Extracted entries

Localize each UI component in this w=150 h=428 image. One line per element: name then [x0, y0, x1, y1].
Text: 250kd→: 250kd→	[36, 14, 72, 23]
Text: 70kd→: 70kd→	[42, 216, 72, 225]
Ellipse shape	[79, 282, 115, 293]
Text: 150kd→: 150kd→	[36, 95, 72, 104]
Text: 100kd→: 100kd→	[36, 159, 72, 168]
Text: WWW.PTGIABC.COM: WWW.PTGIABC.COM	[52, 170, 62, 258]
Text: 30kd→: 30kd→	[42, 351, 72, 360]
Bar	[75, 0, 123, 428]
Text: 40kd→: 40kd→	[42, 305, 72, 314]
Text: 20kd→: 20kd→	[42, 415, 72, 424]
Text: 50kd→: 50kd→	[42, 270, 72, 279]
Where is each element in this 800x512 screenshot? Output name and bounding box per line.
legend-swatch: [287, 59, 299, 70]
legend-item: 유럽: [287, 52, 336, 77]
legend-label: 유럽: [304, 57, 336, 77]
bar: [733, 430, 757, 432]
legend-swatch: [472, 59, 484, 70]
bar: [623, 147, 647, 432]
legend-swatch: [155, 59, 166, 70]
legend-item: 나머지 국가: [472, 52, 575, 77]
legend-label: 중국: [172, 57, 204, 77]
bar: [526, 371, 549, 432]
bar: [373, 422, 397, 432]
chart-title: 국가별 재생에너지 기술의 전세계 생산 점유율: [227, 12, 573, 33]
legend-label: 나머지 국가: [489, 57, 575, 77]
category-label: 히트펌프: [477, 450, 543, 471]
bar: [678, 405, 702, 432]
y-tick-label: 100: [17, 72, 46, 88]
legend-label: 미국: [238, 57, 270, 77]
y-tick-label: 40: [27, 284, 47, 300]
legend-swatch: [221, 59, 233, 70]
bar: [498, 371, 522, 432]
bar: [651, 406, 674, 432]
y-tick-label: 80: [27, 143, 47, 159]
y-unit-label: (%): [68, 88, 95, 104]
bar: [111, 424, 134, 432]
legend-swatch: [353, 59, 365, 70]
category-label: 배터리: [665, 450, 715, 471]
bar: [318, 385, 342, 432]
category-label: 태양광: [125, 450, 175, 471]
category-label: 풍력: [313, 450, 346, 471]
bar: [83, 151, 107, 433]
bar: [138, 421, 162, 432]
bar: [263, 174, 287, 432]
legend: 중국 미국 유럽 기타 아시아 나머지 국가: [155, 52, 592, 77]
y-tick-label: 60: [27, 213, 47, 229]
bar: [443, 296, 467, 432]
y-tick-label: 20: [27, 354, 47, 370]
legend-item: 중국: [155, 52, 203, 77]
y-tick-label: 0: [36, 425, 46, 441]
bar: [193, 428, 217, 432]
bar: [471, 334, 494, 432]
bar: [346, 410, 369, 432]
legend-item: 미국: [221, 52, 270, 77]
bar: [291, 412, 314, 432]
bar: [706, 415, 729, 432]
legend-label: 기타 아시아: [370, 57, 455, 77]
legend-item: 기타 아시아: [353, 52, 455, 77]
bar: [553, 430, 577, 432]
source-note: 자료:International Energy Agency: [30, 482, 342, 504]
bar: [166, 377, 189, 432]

→ **The task**:
Please write out the extracted entries above word for word, keeping every line in its original order.

→ **Response for this exercise**:
Localize each UI component in this w=150 h=428 image. One line per element: name then [x0, y0, x1, y1].
Text: 250kd→: 250kd→	[36, 14, 72, 23]
Text: 70kd→: 70kd→	[42, 216, 72, 225]
Ellipse shape	[79, 282, 115, 293]
Text: 150kd→: 150kd→	[36, 95, 72, 104]
Text: 100kd→: 100kd→	[36, 159, 72, 168]
Text: WWW.PTGIABC.COM: WWW.PTGIABC.COM	[52, 170, 62, 258]
Text: 30kd→: 30kd→	[42, 351, 72, 360]
Bar	[75, 0, 123, 428]
Text: 40kd→: 40kd→	[42, 305, 72, 314]
Text: 20kd→: 20kd→	[42, 415, 72, 424]
Text: 50kd→: 50kd→	[42, 270, 72, 279]
Where is each element in this 800x512 screenshot? Output name and bounding box per line.
legend-swatch: [287, 59, 299, 70]
legend-item: 유럽: [287, 52, 336, 77]
legend-label: 유럽: [304, 57, 336, 77]
bar: [733, 430, 757, 432]
legend-swatch: [472, 59, 484, 70]
bar: [623, 147, 647, 432]
legend-swatch: [155, 59, 166, 70]
legend-item: 나머지 국가: [472, 52, 575, 77]
legend-label: 중국: [172, 57, 204, 77]
bar: [526, 371, 549, 432]
bar: [373, 422, 397, 432]
chart-title: 국가별 재생에너지 기술의 전세계 생산 점유율: [227, 12, 573, 33]
legend-label: 나머지 국가: [489, 57, 575, 77]
category-label: 히트펌프: [477, 450, 543, 471]
bar: [678, 405, 702, 432]
y-tick-label: 100: [17, 72, 46, 88]
legend-label: 미국: [238, 57, 270, 77]
y-tick-label: 40: [27, 284, 47, 300]
legend-swatch: [221, 59, 233, 70]
bar: [498, 371, 522, 432]
bar: [651, 406, 674, 432]
y-tick-label: 80: [27, 143, 47, 159]
y-unit-label: (%): [68, 88, 95, 104]
bar: [111, 424, 134, 432]
legend-swatch: [353, 59, 365, 70]
category-label: 배터리: [665, 450, 715, 471]
bar: [318, 385, 342, 432]
category-label: 태양광: [125, 450, 175, 471]
category-label: 풍력: [313, 450, 346, 471]
bar: [83, 151, 107, 433]
bar: [138, 421, 162, 432]
bar: [263, 174, 287, 432]
legend: 중국 미국 유럽 기타 아시아 나머지 국가: [155, 52, 592, 77]
y-tick-label: 60: [27, 213, 47, 229]
bar: [443, 296, 467, 432]
y-tick-label: 20: [27, 354, 47, 370]
legend-item: 중국: [155, 52, 203, 77]
y-tick-label: 0: [36, 425, 46, 441]
bar: [193, 428, 217, 432]
bar: [471, 334, 494, 432]
bar: [346, 410, 369, 432]
legend-item: 미국: [221, 52, 270, 77]
bar: [291, 412, 314, 432]
bar: [706, 415, 729, 432]
legend-label: 기타 아시아: [370, 57, 455, 77]
legend-item: 기타 아시아: [353, 52, 455, 77]
bar: [553, 430, 577, 432]
source-note: 자료:International Energy Agency: [30, 482, 342, 504]
bar: [166, 377, 189, 432]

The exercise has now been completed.